WORK TO COMPLETE - List every line in this data where the string "Uniwersytet" occurs.

====

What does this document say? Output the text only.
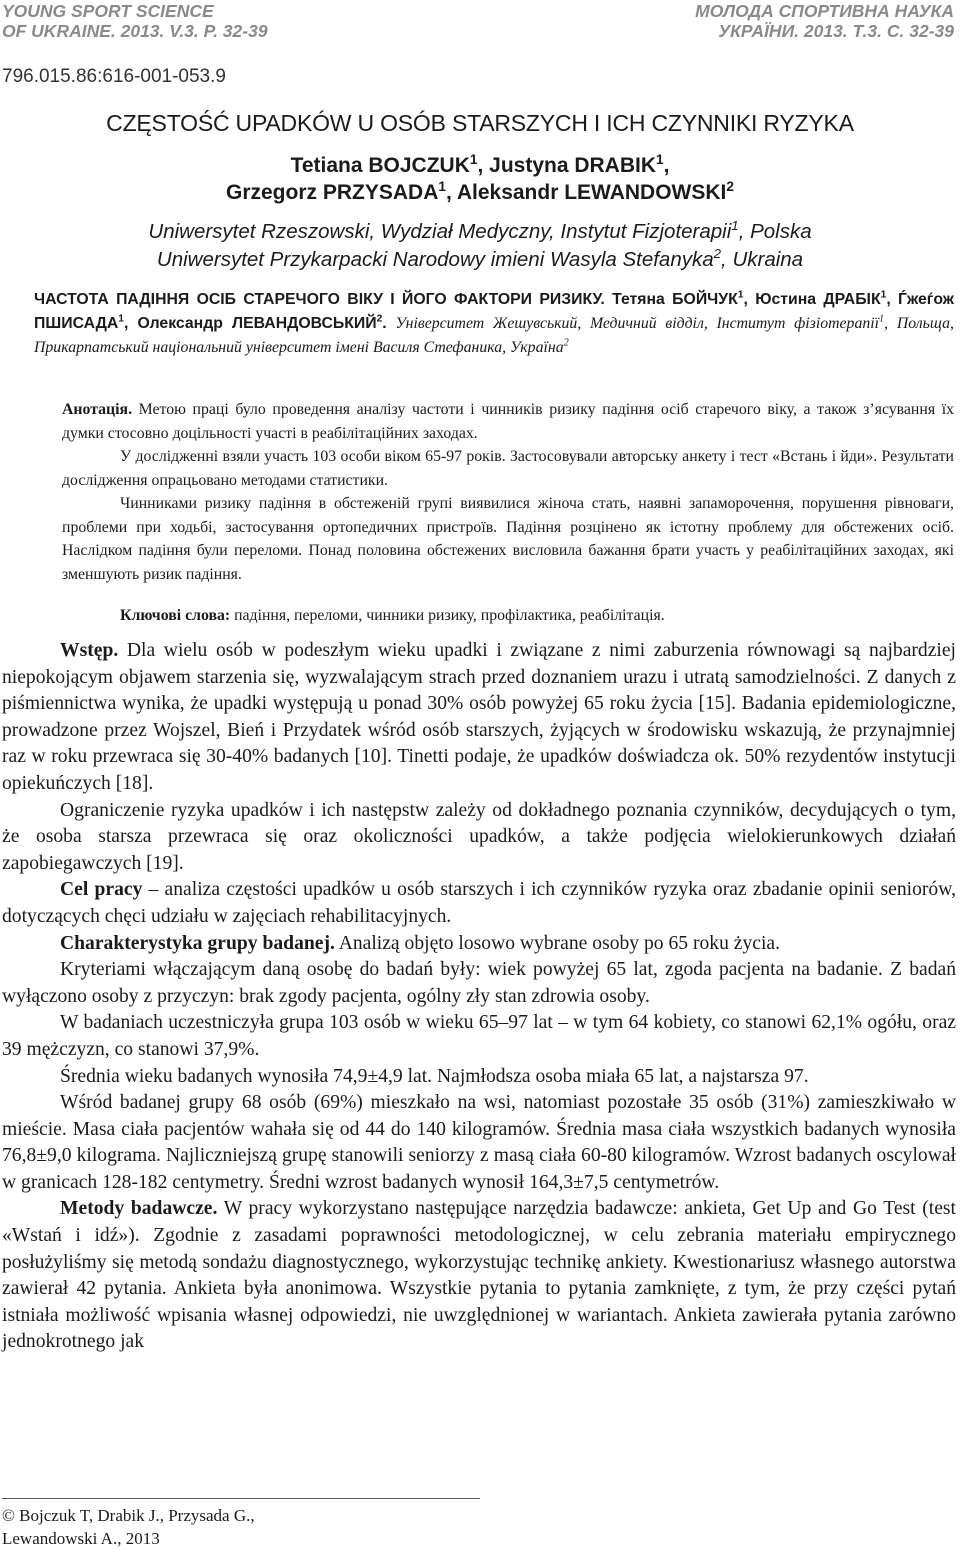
YOUNG SPORT SCIENCE
OF UKRAINE. 2013. V.3. P. 32-39
МОЛОДА СПОРТИВНА НАУКА
УКРАЇНИ. 2013. Т.3. С. 32-39
796.015.86:616-001-053.9
CZĘSTOŚĆ UPADKÓW U OSÓB STARSZYCH I ICH CZYNNIKI RYZYKA
Tetiana BOJCZUK$^1$, Justyna DRABIK$^1$,
Grzegorz PRZYSADA$^1$, Aleksandr LEWANDOWSKI$^2$
Uniwersytet Rzeszowski, Wydział Medyczny, Instytut Fizjoterapii$^1$, Polska
Uniwersytet Przykarpacki Narodowy imieni Wasyla Stefanyka$^2$, Ukraina
ЧАСТОТА ПАДІННЯ ОСІБ СТАРЕЧОГО ВІКУ І ЙОГО ФАКТОРИ РИЗИКУ. Тетяна БОЙЧУК$^1$, Юстина ДРАБІК$^1$, Ѓжеѓож ПШИСАДА$^1$, Олександр ЛЕВАНДОВСЬКИЙ$^2$. Університет Жешувський, Медичний відділ, Інститут фізіотерапії$^1$, Польща, Прикарпатський національний університет імені Василя Стефаника, Україна$^2$

Анотація. Метою праці було проведення аналізу частоти і чинників ризику падіння осіб старечого віку, а також з’ясування їх думки стосовно доцільності участі в реабілітаційних заходах.

У дослідженні взяли участь 103 особи віком 65-97 років. Застосовували авторську анкету і тест «Встань і йди». Результати дослідження опрацьовано методами статистики.

Чинниками ризику падіння в обстеженій групі виявилися жіноча стать, наявні запаморочення, порушення рівноваги, проблеми при ходьбі, застосування ортопедичних пристроїв. Падіння розцінено як істотну проблему для обстежених осіб. Наслідком падіння були переломи. Понад половина обстежених висловила бажання брати участь у реабілітаційних заходах, які зменшують ризик падіння.

Ключові слова: падіння, переломи, чинники ризику, профілактика, реабілітація.

Wstęp. Dla wielu osób w podeszłym wieku upadki i związane z nimi zaburzenia równowagi są najbardziej niepokojącym objawem starzenia się, wyzwalającym strach przed doznaniem urazu i utratą samodzielności. Z danych z piśmiennictwa wynika, że upadki występują u ponad 30% osób powyżej 65 roku życia [15]. Badania epidemiologiczne, prowadzone przez Wojszel, Bień i Przydatek wśród osób starszych, żyjących w środowisku wskazują, że przynajmniej raz w roku przewraca się 30-40% badanych [10]. Tinetti podaje, że upadków doświadcza ok. 50% rezydentów instytucji opiekuńczych [18].

Ograniczenie ryzyka upadków i ich następstw zależy od dokładnego poznania czynników, decydujących o tym, że osoba starsza przewraca się oraz okoliczności upadków, a także podjęcia wielokierunkowych działań zapobiegawczych [19].

Cel pracy – analiza częstości upadków u osób starszych i ich czynników ryzyka oraz zbadanie opinii seniorów, dotyczących chęci udziału w zajęciach rehabilitacyjnych.

Charakterystyka grupy badanej. Analizą objęto losowo wybrane osoby po 65 roku życia.

Kryteriami włączającym daną osobę do badań były: wiek powyżej 65 lat, zgoda pacjenta na badanie. Z badań wyłączono osoby z przyczyn: brak zgody pacjenta, ogólny zły stan zdrowia osoby.

W badaniach uczestniczyła grupa 103 osób w wieku 65–97 lat – w tym 64 kobiety, co stanowi 62,1% ogółu, oraz 39 mężczyzn, co stanowi 37,9%.

Średnia wieku badanych wynosiła 74,9±4,9 lat. Najmłodsza osoba miała 65 lat, a najstarsza 97.

Wśród badanej grupy 68 osób (69%) mieszkało na wsi, natomiast pozostałe 35 osób (31%) zamieszkiwało w mieście. Masa ciała pacjentów wahała się od 44 do 140 kilogramów. Średnia masa ciała wszystkich badanych wynosiła 76,8±9,0 kilograma. Najliczniejszą grupę stanowili seniorzy z masą ciała 60-80 kilogramów. Wzrost badanych oscylował w granicach 128-182 centymetry. Średni wzrost badanych wynosił 164,3±7,5 centymetrów.

Metody badawcze. W pracy wykorzystano następujące narzędzia badawcze: ankieta, Get Up and Go Test (test «Wstań i idź»). Zgodnie z zasadami poprawności metodologicznej, w celu zebrania materiału empirycznego posłużyliśmy się metodą sondażu diagnostycznego, wykorzystując technikę ankiety. Kwestionariusz własnego autorstwa zawierał 42 pytania. Ankieta była anonimowa. Wszystkie pytania to pytania zamknięte, z tym, że przy części pytań istniała możliwość wpisania własnej odpowiedzi, nie uwzględnionej w wariantach. Ankieta zawierała pytania zarówno jednokrotnego jak

© Bojczuk T, Drabik J., Przysada G.,
Lewandowski A., 2013
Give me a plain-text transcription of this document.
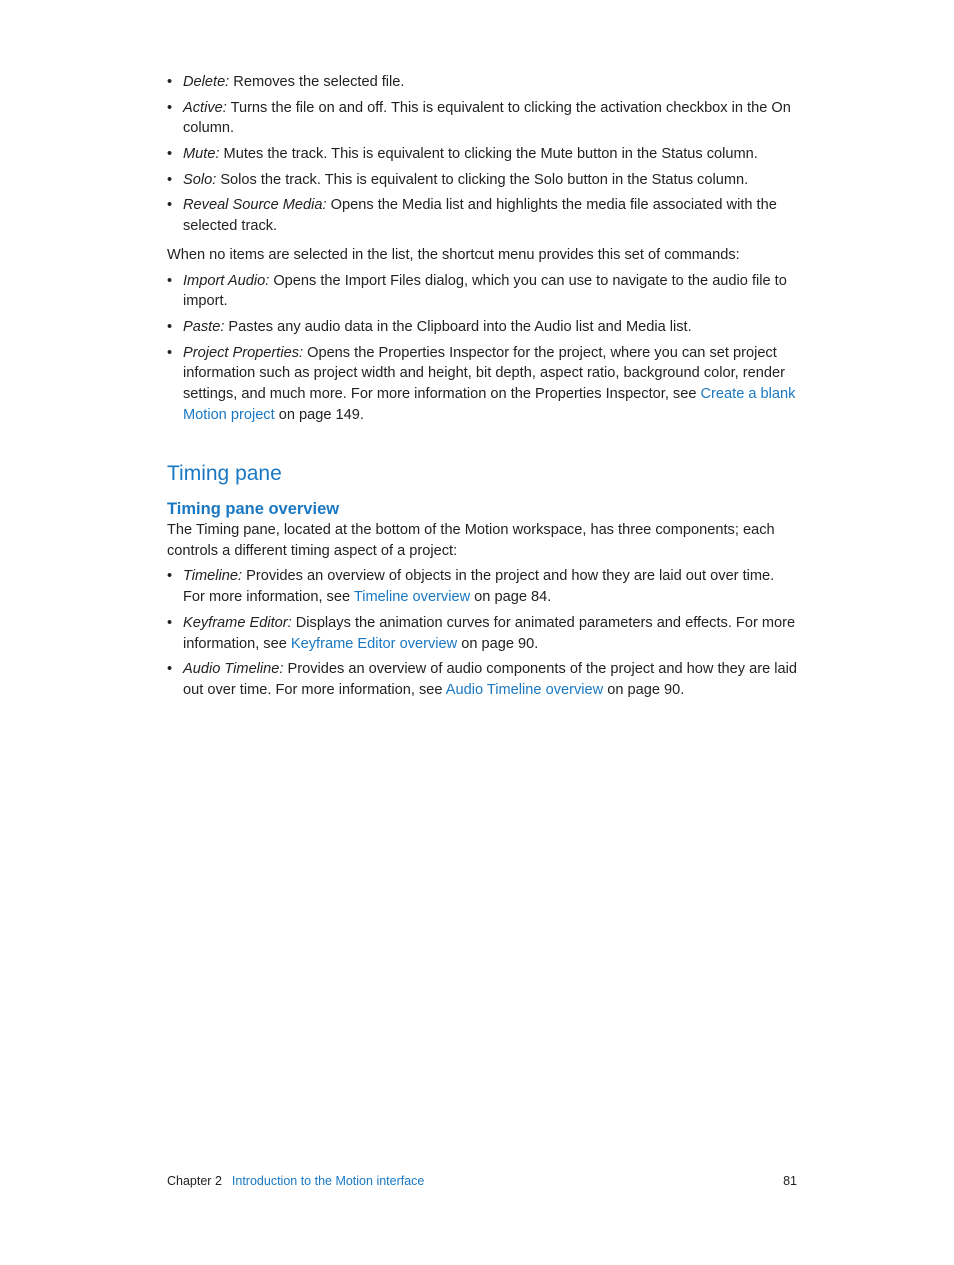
• Delete: Removes the selected file.
• Active: Turns the file on and off. This is equivalent to clicking the activation checkbox in the On column.
• Mute: Mutes the track. This is equivalent to clicking the Mute button in the Status column.
• Solo: Solos the track. This is equivalent to clicking the Solo button in the Status column.
• Reveal Source Media: Opens the Media list and highlights the media file associated with the selected track.

When no items are selected in the list, the shortcut menu provides this set of commands:

• Import Audio: Opens the Import Files dialog, which you can use to navigate to the audio file to import.
• Paste: Pastes any audio data in the Clipboard into the Audio list and Media list.
• Project Properties: Opens the Properties Inspector for the project, where you can set project information such as project width and height, bit depth, aspect ratio, background color, render settings, and much more. For more information on the Properties Inspector, see Create a blank Motion project on page 149.
Timing pane
Timing pane overview

The Timing pane, located at the bottom of the Motion workspace, has three components; each controls a different timing aspect of a project:

• Timeline: Provides an overview of objects in the project and how they are laid out over time. For more information, see Timeline overview on page 84.
• Keyframe Editor: Displays the animation curves for animated parameters and effects. For more information, see Keyframe Editor overview on page 90.
• Audio Timeline: Provides an overview of audio components of the project and how they are laid out over time. For more information, see Audio Timeline overview on page 90.
Chapter 2 Introduction to the Motion interface	81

====

REPLY TO THE TASK -
Uniwersytet Rzeszowski, Wydział Medyczny, Instytut Fizjoterapii$^1$, Polska
Uniwersytet Przykarpacki Narodowy imieni Wasyla Stefanyka$^2$, Ukraina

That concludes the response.